▸ Request: Copy the records below exactly as they are written.

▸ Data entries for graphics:
--- START ---

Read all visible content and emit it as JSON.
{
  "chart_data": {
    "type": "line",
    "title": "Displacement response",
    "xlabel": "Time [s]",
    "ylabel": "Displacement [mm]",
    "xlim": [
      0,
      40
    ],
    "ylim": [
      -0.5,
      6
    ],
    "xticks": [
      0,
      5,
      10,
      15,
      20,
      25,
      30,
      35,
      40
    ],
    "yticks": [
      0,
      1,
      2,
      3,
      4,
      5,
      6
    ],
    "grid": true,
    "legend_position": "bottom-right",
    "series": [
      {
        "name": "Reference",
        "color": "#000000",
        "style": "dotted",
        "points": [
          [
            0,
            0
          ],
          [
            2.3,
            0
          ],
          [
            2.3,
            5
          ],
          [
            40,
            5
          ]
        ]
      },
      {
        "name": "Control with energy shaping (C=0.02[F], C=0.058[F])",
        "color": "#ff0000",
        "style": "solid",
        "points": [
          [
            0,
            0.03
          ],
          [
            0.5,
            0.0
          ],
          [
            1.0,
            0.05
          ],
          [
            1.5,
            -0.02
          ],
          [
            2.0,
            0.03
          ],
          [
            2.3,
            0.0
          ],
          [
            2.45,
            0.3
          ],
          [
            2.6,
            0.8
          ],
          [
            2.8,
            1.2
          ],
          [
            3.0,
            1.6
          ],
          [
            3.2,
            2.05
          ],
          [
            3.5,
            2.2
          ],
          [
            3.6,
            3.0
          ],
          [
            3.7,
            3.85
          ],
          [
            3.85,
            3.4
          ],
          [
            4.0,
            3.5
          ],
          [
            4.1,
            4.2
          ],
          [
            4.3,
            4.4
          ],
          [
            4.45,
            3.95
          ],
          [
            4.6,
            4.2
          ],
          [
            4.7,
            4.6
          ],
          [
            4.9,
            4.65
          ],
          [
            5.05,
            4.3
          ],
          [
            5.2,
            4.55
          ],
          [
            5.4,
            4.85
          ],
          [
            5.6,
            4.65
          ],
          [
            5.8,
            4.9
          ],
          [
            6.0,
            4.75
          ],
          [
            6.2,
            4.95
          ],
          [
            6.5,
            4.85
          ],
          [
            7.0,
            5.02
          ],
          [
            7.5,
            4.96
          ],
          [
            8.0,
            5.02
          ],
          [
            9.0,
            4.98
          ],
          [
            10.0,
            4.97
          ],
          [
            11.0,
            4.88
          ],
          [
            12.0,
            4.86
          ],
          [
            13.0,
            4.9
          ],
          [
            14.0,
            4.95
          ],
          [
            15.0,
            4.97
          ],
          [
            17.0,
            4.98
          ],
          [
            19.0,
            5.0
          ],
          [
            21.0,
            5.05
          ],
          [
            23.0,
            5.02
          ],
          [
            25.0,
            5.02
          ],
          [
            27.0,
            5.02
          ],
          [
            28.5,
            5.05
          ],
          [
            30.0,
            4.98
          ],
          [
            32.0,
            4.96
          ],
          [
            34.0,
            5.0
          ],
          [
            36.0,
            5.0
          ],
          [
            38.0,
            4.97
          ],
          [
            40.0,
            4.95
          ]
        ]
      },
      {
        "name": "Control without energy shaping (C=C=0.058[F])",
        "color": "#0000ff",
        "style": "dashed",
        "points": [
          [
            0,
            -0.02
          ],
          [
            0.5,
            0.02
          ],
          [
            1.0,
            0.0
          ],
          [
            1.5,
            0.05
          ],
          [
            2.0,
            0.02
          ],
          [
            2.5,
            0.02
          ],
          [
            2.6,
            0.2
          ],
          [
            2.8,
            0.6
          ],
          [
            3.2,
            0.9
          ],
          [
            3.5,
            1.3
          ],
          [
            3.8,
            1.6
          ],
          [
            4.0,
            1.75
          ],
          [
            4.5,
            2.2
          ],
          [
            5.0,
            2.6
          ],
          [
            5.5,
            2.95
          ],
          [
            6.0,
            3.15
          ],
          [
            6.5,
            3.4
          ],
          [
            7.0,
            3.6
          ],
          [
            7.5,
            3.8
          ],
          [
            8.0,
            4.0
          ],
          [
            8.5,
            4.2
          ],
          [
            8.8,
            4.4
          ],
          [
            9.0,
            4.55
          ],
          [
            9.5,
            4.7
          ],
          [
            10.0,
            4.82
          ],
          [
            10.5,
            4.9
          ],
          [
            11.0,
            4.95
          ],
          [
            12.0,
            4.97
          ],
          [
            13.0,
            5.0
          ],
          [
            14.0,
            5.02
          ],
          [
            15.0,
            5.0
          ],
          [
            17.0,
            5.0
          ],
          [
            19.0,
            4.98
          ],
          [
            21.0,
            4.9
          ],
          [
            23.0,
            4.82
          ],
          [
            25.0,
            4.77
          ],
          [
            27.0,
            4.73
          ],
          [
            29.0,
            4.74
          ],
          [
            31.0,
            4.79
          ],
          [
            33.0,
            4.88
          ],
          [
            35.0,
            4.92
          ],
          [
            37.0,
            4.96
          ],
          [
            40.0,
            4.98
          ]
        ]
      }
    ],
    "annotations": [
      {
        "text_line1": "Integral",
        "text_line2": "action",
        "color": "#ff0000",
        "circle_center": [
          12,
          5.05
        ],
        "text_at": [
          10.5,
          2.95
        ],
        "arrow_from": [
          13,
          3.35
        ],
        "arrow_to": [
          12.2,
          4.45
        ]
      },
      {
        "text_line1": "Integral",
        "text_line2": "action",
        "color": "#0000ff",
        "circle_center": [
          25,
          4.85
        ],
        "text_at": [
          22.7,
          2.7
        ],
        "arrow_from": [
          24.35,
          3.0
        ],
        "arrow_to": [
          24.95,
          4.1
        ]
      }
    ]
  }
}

--- END ---

▸ Full answer:
Read all visible content and emit it as JSON.
{
  "chart_data": {
    "type": "line",
    "title": "Displacement response",
    "xlabel": "Time [s]",
    "ylabel": "Displacement [mm]",
    "xlim": [
      0,
      40
    ],
    "ylim": [
      -0.5,
      6
    ],
    "xticks": [
      0,
      5,
      10,
      15,
      20,
      25,
      30,
      35,
      40
    ],
    "yticks": [
      0,
      1,
      2,
      3,
      4,
      5,
      6
    ],
    "grid": true,
    "legend_position": "bottom-right",
    "series": [
      {
        "name": "Reference",
        "color": "#000000",
        "style": "dotted",
        "points": [
          [
            0,
            0
          ],
          [
            2.3,
            0
          ],
          [
            2.3,
            5
          ],
          [
            40,
            5
          ]
        ]
      },
      {
        "name": "Control with energy shaping (C=0.02[F], C=0.058[F])",
        "color": "#ff0000",
        "style": "solid",
        "points": [
          [
            0,
            0.03
          ],
          [
            0.5,
            0.0
          ],
          [
            1.0,
            0.05
          ],
          [
            1.5,
            -0.02
          ],
          [
            2.0,
            0.03
          ],
          [
            2.3,
            0.0
          ],
          [
            2.45,
            0.3
          ],
          [
            2.6,
            0.8
          ],
          [
            2.8,
            1.2
          ],
          [
            3.0,
            1.6
          ],
          [
            3.2,
            2.05
          ],
          [
            3.5,
            2.2
          ],
          [
            3.6,
            3.0
          ],
          [
            3.7,
            3.85
          ],
          [
            3.85,
            3.4
          ],
          [
            4.0,
            3.5
          ],
          [
            4.1,
            4.2
          ],
          [
            4.3,
            4.4
          ],
          [
            4.45,
            3.95
          ],
          [
            4.6,
            4.2
          ],
          [
            4.7,
            4.6
          ],
          [
            4.9,
            4.65
          ],
          [
            5.05,
            4.3
          ],
          [
            5.2,
            4.55
          ],
          [
            5.4,
            4.85
          ],
          [
            5.6,
            4.65
          ],
          [
            5.8,
            4.9
          ],
          [
            6.0,
            4.75
          ],
          [
            6.2,
            4.95
          ],
          [
            6.5,
            4.85
          ],
          [
            7.0,
            5.02
          ],
          [
            7.5,
            4.96
          ],
          [
            8.0,
            5.02
          ],
          [
            9.0,
            4.98
          ],
          [
            10.0,
            4.97
          ],
          [
            11.0,
            4.88
          ],
          [
            12.0,
            4.86
          ],
          [
            13.0,
            4.9
          ],
          [
            14.0,
            4.95
          ],
          [
            15.0,
            4.97
          ],
          [
            17.0,
            4.98
          ],
          [
            19.0,
            5.0
          ],
          [
            21.0,
            5.05
          ],
          [
            23.0,
            5.02
          ],
          [
            25.0,
            5.02
          ],
          [
            27.0,
            5.02
          ],
          [
            28.5,
            5.05
          ],
          [
            30.0,
            4.98
          ],
          [
            32.0,
            4.96
          ],
          [
            34.0,
            5.0
          ],
          [
            36.0,
            5.0
          ],
          [
            38.0,
            4.97
          ],
          [
            40.0,
            4.95
          ]
        ]
      },
      {
        "name": "Control without energy shaping (C=C=0.058[F])",
        "color": "#0000ff",
        "style": "dashed",
        "points": [
          [
            0,
            -0.02
          ],
          [
            0.5,
            0.02
          ],
          [
            1.0,
            0.0
          ],
          [
            1.5,
            0.05
          ],
          [
            2.0,
            0.02
          ],
          [
            2.5,
            0.02
          ],
          [
            2.6,
            0.2
          ],
          [
            2.8,
            0.6
          ],
          [
            3.2,
            0.9
          ],
          [
            3.5,
            1.3
          ],
          [
            3.8,
            1.6
          ],
          [
            4.0,
            1.75
          ],
          [
            4.5,
            2.2
          ],
          [
            5.0,
            2.6
          ],
          [
            5.5,
            2.95
          ],
          [
            6.0,
            3.15
          ],
          [
            6.5,
            3.4
          ],
          [
            7.0,
            3.6
          ],
          [
            7.5,
            3.8
          ],
          [
            8.0,
            4.0
          ],
          [
            8.5,
            4.2
          ],
          [
            8.8,
            4.4
          ],
          [
            9.0,
            4.55
          ],
          [
            9.5,
            4.7
          ],
          [
            10.0,
            4.82
          ],
          [
            10.5,
            4.9
          ],
          [
            11.0,
            4.95
          ],
          [
            12.0,
            4.97
          ],
          [
            13.0,
            5.0
          ],
          [
            14.0,
            5.02
          ],
          [
            15.0,
            5.0
          ],
          [
            17.0,
            5.0
          ],
          [
            19.0,
            4.98
          ],
          [
            21.0,
            4.9
          ],
          [
            23.0,
            4.82
          ],
          [
            25.0,
            4.77
          ],
          [
            27.0,
            4.73
          ],
          [
            29.0,
            4.74
          ],
          [
            31.0,
            4.79
          ],
          [
            33.0,
            4.88
          ],
          [
            35.0,
            4.92
          ],
          [
            37.0,
            4.96
          ],
          [
            40.0,
            4.98
          ]
        ]
      }
    ],
    "annotations": [
      {
        "text_line1": "Integral",
        "text_line2": "action",
        "color": "#ff0000",
        "circle_center": [
          12,
          5.05
        ],
        "text_at": [
          10.5,
          2.95
        ],
        "arrow_from": [
          13,
          3.35
        ],
        "arrow_to": [
          12.2,
          4.45
        ]
      },
      {
        "text_line1": "Integral",
        "text_line2": "action",
        "color": "#0000ff",
        "circle_center": [
          25,
          4.85
        ],
        "text_at": [
          22.7,
          2.7
        ],
        "arrow_from": [
          24.35,
          3.0
        ],
        "arrow_to": [
          24.95,
          4.1
        ]
      }
    ]
  }
}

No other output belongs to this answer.